#### Problem description:
Report each line of the data that includes the word "your".

Data entries
============================================================

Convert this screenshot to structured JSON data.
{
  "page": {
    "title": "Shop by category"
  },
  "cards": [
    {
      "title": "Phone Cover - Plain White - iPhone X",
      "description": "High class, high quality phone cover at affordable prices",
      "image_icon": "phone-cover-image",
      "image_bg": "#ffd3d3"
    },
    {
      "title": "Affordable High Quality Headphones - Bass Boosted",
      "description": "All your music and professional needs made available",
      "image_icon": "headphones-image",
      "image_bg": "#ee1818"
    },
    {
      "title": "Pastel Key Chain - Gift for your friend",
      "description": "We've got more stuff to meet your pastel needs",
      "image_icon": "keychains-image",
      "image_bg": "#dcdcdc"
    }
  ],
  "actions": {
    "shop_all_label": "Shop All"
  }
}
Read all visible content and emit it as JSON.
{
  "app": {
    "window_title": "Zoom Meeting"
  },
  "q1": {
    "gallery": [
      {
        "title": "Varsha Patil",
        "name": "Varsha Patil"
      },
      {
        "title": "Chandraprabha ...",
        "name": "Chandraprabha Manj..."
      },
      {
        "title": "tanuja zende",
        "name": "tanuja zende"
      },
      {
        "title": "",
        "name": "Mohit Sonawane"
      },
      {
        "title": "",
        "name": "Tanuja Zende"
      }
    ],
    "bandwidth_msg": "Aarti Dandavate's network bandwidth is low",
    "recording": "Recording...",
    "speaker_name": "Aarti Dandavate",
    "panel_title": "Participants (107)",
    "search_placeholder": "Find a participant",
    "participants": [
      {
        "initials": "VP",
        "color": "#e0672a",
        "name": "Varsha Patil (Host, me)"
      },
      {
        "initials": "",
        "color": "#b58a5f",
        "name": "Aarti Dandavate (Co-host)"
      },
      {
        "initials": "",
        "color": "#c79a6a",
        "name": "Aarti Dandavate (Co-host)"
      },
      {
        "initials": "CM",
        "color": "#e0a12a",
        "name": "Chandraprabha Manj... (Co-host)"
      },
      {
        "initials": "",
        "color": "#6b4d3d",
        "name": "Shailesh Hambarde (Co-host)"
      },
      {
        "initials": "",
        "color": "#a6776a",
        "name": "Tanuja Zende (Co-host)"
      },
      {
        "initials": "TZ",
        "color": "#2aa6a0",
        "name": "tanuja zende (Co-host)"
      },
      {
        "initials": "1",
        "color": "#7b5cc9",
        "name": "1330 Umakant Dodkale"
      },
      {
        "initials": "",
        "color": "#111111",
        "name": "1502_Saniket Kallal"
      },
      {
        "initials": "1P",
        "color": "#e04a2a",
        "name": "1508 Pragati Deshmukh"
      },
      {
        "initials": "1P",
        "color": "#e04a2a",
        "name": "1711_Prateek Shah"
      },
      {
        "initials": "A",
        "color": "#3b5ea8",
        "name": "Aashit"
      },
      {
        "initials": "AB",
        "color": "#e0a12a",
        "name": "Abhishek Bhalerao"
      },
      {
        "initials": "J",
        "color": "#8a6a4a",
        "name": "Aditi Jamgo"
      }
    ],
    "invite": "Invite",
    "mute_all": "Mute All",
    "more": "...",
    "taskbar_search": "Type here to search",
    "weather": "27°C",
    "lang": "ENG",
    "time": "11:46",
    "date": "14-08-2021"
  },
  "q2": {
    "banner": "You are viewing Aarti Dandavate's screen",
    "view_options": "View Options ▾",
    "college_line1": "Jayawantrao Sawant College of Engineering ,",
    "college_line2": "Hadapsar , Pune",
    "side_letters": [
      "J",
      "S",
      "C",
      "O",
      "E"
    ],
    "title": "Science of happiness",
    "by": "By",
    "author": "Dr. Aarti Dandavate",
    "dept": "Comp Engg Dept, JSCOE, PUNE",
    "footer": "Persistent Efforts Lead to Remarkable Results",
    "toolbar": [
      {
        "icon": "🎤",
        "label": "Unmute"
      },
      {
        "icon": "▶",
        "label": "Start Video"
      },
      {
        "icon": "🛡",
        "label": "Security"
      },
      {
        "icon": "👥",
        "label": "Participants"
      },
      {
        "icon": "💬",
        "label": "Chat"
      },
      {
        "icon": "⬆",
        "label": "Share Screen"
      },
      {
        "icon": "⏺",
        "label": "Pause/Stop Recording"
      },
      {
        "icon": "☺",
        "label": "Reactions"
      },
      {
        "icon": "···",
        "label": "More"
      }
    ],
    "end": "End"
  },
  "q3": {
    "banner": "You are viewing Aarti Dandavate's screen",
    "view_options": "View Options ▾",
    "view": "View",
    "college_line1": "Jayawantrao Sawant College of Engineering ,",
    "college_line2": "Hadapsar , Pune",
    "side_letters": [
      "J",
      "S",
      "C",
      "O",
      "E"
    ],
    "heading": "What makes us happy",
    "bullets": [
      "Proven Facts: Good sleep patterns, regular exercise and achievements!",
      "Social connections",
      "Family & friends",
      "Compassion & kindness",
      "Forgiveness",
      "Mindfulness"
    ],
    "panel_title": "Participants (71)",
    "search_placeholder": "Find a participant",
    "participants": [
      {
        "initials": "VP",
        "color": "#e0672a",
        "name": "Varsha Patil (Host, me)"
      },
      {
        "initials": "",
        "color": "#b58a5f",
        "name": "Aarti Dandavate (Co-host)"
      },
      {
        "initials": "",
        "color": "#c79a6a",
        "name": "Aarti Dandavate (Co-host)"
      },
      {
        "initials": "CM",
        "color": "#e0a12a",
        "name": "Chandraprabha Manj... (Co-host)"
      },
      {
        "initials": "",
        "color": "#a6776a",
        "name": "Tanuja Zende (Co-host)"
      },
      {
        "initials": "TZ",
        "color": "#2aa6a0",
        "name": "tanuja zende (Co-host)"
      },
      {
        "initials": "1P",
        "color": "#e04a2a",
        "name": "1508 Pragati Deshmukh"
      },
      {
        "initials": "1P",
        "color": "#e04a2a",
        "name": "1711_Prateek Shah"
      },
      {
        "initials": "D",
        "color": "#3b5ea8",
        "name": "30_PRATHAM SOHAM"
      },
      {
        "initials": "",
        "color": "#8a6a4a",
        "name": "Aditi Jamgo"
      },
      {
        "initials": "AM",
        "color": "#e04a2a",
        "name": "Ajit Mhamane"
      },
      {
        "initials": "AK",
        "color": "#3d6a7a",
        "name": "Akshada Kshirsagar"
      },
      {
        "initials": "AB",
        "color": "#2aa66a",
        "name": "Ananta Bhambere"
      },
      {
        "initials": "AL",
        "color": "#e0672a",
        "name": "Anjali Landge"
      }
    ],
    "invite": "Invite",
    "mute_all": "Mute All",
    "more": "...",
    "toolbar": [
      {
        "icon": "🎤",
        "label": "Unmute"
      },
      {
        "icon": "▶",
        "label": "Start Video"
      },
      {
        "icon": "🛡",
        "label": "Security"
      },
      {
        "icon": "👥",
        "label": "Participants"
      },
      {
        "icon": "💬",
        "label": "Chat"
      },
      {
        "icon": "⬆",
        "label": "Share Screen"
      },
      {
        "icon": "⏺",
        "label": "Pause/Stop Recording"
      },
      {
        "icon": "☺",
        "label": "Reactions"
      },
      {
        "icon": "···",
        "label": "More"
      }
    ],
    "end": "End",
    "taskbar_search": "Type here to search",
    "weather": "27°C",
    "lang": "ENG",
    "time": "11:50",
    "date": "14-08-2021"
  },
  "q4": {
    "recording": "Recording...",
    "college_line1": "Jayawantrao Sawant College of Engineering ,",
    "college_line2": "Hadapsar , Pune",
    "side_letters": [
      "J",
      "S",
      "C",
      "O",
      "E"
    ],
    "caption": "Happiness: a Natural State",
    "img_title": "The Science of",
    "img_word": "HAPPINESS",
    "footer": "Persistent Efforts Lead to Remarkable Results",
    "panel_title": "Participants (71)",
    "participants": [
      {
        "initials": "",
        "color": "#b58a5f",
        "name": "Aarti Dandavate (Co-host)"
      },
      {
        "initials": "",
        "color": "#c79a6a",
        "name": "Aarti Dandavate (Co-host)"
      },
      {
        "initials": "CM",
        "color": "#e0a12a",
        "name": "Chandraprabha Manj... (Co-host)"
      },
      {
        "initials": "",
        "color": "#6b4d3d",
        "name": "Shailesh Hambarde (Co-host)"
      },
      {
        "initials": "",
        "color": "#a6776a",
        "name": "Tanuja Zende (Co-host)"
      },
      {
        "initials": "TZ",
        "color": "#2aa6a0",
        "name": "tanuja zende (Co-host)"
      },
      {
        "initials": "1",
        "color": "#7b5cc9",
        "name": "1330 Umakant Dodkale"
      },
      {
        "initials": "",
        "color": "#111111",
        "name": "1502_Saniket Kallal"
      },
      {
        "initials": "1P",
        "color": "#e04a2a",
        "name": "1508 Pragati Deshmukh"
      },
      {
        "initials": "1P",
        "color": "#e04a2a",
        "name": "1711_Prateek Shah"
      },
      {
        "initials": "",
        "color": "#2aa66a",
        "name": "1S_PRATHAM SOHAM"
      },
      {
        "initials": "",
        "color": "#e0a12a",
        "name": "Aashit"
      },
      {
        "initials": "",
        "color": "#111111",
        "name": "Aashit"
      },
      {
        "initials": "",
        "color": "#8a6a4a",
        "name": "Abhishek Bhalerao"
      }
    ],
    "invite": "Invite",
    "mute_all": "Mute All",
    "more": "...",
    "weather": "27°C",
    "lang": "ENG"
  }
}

============================================================

#### Answer for this exercise:
      "description": "All your music and professional needs made available",
      "title": "Pastel Key Chain - Gift for your friend",
      "description": "We've got more stuff to meet your pastel needs",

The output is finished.